* [INSTRUCTIONS TO FOLLOW]: Return the whole listing exactly as it stands.

─── ENTRIES

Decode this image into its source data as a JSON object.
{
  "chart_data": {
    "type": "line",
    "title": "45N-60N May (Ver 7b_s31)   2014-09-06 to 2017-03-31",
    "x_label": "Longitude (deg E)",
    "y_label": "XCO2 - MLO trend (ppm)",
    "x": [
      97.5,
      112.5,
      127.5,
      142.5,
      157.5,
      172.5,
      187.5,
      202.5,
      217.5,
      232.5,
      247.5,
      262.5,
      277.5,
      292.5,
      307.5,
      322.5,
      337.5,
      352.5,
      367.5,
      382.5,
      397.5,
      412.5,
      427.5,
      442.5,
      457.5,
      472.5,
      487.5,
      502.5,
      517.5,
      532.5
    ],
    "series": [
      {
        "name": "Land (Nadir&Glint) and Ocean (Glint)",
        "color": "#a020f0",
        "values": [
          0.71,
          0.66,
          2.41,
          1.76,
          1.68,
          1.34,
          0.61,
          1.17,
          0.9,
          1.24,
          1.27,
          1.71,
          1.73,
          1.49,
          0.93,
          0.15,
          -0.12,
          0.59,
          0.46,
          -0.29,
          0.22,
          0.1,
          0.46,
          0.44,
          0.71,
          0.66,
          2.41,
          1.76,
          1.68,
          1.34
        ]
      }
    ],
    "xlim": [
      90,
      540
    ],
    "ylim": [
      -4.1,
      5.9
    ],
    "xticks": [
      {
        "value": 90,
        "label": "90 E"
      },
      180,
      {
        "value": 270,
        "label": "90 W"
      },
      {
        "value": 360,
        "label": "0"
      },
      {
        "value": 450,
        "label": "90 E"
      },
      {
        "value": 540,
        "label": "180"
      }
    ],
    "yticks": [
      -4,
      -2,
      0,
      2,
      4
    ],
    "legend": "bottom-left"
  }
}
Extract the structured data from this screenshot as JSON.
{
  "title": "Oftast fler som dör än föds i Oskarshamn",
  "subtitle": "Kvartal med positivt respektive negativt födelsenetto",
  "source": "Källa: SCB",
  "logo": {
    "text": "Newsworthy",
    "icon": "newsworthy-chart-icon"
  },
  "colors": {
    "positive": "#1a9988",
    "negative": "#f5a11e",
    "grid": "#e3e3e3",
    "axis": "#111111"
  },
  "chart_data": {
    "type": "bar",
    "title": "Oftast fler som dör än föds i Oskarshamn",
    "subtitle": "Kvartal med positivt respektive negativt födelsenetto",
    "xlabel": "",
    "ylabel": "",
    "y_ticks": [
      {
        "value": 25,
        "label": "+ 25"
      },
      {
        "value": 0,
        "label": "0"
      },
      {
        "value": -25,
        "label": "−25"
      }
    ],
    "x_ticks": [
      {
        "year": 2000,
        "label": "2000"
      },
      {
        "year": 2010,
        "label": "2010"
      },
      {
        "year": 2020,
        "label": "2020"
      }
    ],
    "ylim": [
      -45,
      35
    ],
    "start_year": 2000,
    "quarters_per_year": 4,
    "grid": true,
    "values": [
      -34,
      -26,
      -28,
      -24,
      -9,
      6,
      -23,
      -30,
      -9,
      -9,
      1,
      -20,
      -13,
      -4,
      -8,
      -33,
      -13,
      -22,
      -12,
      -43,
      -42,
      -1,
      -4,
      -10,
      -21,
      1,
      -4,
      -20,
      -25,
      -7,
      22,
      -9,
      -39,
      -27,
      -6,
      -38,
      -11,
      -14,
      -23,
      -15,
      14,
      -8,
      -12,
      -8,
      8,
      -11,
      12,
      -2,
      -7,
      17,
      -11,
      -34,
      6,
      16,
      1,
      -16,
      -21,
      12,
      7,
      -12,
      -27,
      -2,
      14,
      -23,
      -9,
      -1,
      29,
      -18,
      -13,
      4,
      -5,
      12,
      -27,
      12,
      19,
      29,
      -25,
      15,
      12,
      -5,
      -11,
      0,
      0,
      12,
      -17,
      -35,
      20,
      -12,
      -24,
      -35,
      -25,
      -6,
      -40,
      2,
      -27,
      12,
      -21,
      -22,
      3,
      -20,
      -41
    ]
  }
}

──────

* [TASK OUTPUT]:
Decode this image into its source data as a JSON object.
{
  "chart_data": {
    "type": "line",
    "title": "45N-60N May (Ver 7b_s31)   2014-09-06 to 2017-03-31",
    "x_label": "Longitude (deg E)",
    "y_label": "XCO2 - MLO trend (ppm)",
    "x": [
      97.5,
      112.5,
      127.5,
      142.5,
      157.5,
      172.5,
      187.5,
      202.5,
      217.5,
      232.5,
      247.5,
      262.5,
      277.5,
      292.5,
      307.5,
      322.5,
      337.5,
      352.5,
      367.5,
      382.5,
      397.5,
      412.5,
      427.5,
      442.5,
      457.5,
      472.5,
      487.5,
      502.5,
      517.5,
      532.5
    ],
    "series": [
      {
        "name": "Land (Nadir&Glint) and Ocean (Glint)",
        "color": "#a020f0",
        "values": [
          0.71,
          0.66,
          2.41,
          1.76,
          1.68,
          1.34,
          0.61,
          1.17,
          0.9,
          1.24,
          1.27,
          1.71,
          1.73,
          1.49,
          0.93,
          0.15,
          -0.12,
          0.59,
          0.46,
          -0.29,
          0.22,
          0.1,
          0.46,
          0.44,
          0.71,
          0.66,
          2.41,
          1.76,
          1.68,
          1.34
        ]
      }
    ],
    "xlim": [
      90,
      540
    ],
    "ylim": [
      -4.1,
      5.9
    ],
    "xticks": [
      {
        "value": 90,
        "label": "90 E"
      },
      180,
      {
        "value": 270,
        "label": "90 W"
      },
      {
        "value": 360,
        "label": "0"
      },
      {
        "value": 450,
        "label": "90 E"
      },
      {
        "value": 540,
        "label": "180"
      }
    ],
    "yticks": [
      -4,
      -2,
      0,
      2,
      4
    ],
    "legend": "bottom-left"
  }
}
Extract the structured data from this screenshot as JSON.
{
  "title": "Oftast fler som dör än föds i Oskarshamn",
  "subtitle": "Kvartal med positivt respektive negativt födelsenetto",
  "source": "Källa: SCB",
  "logo": {
    "text": "Newsworthy",
    "icon": "newsworthy-chart-icon"
  },
  "colors": {
    "positive": "#1a9988",
    "negative": "#f5a11e",
    "grid": "#e3e3e3",
    "axis": "#111111"
  },
  "chart_data": {
    "type": "bar",
    "title": "Oftast fler som dör än föds i Oskarshamn",
    "subtitle": "Kvartal med positivt respektive negativt födelsenetto",
    "xlabel": "",
    "ylabel": "",
    "y_ticks": [
      {
        "value": 25,
        "label": "+ 25"
      },
      {
        "value": 0,
        "label": "0"
      },
      {
        "value": -25,
        "label": "−25"
      }
    ],
    "x_ticks": [
      {
        "year": 2000,
        "label": "2000"
      },
      {
        "year": 2010,
        "label": "2010"
      },
      {
        "year": 2020,
        "label": "2020"
      }
    ],
    "ylim": [
      -45,
      35
    ],
    "start_year": 2000,
    "quarters_per_year": 4,
    "grid": true,
    "values": [
      -34,
      -26,
      -28,
      -24,
      -9,
      6,
      -23,
      -30,
      -9,
      -9,
      1,
      -20,
      -13,
      -4,
      -8,
      -33,
      -13,
      -22,
      -12,
      -43,
      -42,
      -1,
      -4,
      -10,
      -21,
      1,
      -4,
      -20,
      -25,
      -7,
      22,
      -9,
      -39,
      -27,
      -6,
      -38,
      -11,
      -14,
      -23,
      -15,
      14,
      -8,
      -12,
      -8,
      8,
      -11,
      12,
      -2,
      -7,
      17,
      -11,
      -34,
      6,
      16,
      1,
      -16,
      -21,
      12,
      7,
      -12,
      -27,
      -2,
      14,
      -23,
      -9,
      -1,
      29,
      -18,
      -13,
      4,
      -5,
      12,
      -27,
      12,
      19,
      29,
      -25,
      15,
      12,
      -5,
      -11,
      0,
      0,
      12,
      -17,
      -35,
      20,
      -12,
      -24,
      -35,
      -25,
      -6,
      -40,
      2,
      -27,
      12,
      -21,
      -22,
      3,
      -20,
      -41
    ]
  }
}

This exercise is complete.